**Exercise prompt:**
Return the complete listing that follows, with each line reproduced exactly.

**Supplied material:**
____________

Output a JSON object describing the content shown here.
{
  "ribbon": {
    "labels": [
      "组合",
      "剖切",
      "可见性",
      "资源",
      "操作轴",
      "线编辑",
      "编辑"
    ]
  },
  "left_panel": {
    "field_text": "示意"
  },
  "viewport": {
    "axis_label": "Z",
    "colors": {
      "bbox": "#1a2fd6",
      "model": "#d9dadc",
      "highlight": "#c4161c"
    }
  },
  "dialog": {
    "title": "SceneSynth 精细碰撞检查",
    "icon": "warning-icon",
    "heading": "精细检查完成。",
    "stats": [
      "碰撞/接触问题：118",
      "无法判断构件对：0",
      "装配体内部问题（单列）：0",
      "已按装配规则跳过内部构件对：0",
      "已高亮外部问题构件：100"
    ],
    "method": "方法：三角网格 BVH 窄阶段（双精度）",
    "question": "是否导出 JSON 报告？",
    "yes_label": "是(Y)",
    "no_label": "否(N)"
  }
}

____________

**Result:**
Output a JSON object describing the content shown here.
{
  "ribbon": {
    "labels": [
      "组合",
      "剖切",
      "可见性",
      "资源",
      "操作轴",
      "线编辑",
      "编辑"
    ]
  },
  "left_panel": {
    "field_text": "示意"
  },
  "viewport": {
    "axis_label": "Z",
    "colors": {
      "bbox": "#1a2fd6",
      "model": "#d9dadc",
      "highlight": "#c4161c"
    }
  },
  "dialog": {
    "title": "SceneSynth 精细碰撞检查",
    "icon": "warning-icon",
    "heading": "精细检查完成。",
    "stats": [
      "碰撞/接触问题：118",
      "无法判断构件对：0",
      "装配体内部问题（单列）：0",
      "已按装配规则跳过内部构件对：0",
      "已高亮外部问题构件：100"
    ],
    "method": "方法：三角网格 BVH 窄阶段（双精度）",
    "question": "是否导出 JSON 报告？",
    "yes_label": "是(Y)",
    "no_label": "否(N)"
  }
}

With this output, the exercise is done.